# Short problem
Keep only the lines that hold the string "octobre", filtering out the rest of the entries below.

(Data records)
----
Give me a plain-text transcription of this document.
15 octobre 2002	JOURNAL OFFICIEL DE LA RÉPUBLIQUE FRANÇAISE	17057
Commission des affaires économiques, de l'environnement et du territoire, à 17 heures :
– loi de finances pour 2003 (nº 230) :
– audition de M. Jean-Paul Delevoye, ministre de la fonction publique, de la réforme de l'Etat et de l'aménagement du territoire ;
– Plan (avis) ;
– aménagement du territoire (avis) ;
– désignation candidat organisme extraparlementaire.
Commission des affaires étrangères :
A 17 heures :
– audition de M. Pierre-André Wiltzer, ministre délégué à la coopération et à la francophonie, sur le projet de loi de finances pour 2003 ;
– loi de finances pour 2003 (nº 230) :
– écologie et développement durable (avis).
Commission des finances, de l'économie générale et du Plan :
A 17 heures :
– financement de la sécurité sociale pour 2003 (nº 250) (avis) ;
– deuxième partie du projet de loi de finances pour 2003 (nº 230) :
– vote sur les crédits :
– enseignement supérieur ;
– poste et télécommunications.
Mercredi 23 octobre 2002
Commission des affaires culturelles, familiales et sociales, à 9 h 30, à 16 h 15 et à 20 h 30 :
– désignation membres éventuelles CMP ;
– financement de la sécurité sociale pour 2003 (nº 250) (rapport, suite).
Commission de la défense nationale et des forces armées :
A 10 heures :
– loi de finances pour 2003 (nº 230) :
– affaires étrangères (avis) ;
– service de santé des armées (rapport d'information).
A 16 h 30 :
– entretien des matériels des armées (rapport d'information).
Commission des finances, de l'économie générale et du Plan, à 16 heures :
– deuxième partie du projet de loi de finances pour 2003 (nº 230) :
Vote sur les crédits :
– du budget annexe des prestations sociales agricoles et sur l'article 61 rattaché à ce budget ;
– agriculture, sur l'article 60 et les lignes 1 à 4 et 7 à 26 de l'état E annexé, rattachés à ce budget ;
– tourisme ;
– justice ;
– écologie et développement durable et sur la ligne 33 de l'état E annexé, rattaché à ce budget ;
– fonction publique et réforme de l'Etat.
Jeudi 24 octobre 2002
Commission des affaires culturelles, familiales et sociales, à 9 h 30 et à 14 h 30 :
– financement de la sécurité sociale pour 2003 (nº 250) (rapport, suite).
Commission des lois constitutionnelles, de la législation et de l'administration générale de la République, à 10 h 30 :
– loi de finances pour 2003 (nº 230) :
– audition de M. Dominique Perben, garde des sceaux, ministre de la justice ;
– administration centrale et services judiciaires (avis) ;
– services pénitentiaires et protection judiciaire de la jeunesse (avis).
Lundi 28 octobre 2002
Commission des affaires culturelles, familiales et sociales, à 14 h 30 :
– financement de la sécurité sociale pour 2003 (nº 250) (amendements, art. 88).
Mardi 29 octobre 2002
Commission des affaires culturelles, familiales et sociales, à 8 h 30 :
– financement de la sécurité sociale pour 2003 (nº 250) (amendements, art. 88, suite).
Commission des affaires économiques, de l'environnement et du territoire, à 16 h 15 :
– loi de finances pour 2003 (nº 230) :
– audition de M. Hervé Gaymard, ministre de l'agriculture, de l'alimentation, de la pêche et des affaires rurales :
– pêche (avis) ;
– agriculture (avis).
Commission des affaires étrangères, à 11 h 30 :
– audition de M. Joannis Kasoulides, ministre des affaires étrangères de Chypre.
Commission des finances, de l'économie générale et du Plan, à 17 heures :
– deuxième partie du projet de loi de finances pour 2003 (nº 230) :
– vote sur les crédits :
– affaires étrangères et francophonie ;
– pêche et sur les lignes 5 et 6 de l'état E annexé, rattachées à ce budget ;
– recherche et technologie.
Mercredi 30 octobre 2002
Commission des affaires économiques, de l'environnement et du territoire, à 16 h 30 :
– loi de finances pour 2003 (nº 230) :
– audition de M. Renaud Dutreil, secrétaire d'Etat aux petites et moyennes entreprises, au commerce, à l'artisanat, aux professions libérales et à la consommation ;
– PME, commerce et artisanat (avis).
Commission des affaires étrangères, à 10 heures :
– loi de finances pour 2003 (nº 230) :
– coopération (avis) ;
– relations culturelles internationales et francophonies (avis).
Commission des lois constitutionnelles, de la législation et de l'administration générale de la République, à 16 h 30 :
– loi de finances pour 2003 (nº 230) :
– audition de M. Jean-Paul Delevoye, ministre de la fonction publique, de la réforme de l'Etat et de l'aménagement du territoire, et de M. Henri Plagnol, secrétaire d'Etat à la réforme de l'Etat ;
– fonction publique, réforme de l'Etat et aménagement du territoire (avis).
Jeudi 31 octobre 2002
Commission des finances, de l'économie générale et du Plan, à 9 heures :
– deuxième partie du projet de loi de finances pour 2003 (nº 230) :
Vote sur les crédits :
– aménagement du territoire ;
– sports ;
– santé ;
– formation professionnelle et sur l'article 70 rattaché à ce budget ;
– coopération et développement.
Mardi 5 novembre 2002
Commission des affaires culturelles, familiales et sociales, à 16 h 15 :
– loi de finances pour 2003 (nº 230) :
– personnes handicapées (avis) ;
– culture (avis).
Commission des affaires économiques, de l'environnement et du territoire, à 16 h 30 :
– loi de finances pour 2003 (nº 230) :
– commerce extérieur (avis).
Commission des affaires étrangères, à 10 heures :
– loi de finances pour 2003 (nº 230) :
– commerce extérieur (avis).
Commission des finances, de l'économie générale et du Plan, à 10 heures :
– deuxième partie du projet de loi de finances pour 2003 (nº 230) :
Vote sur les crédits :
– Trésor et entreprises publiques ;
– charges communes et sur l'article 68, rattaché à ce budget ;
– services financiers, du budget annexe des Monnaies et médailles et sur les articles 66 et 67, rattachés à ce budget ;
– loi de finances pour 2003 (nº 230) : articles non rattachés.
----
# Completed exercise
15 octobre 2002	JOURNAL OFFICIEL DE LA RÉPUBLIQUE FRANÇAISE	17057
Mercredi 23 octobre 2002
Jeudi 24 octobre 2002
Lundi 28 octobre 2002
Mardi 29 octobre 2002
Mercredi 30 octobre 2002
Jeudi 31 octobre 2002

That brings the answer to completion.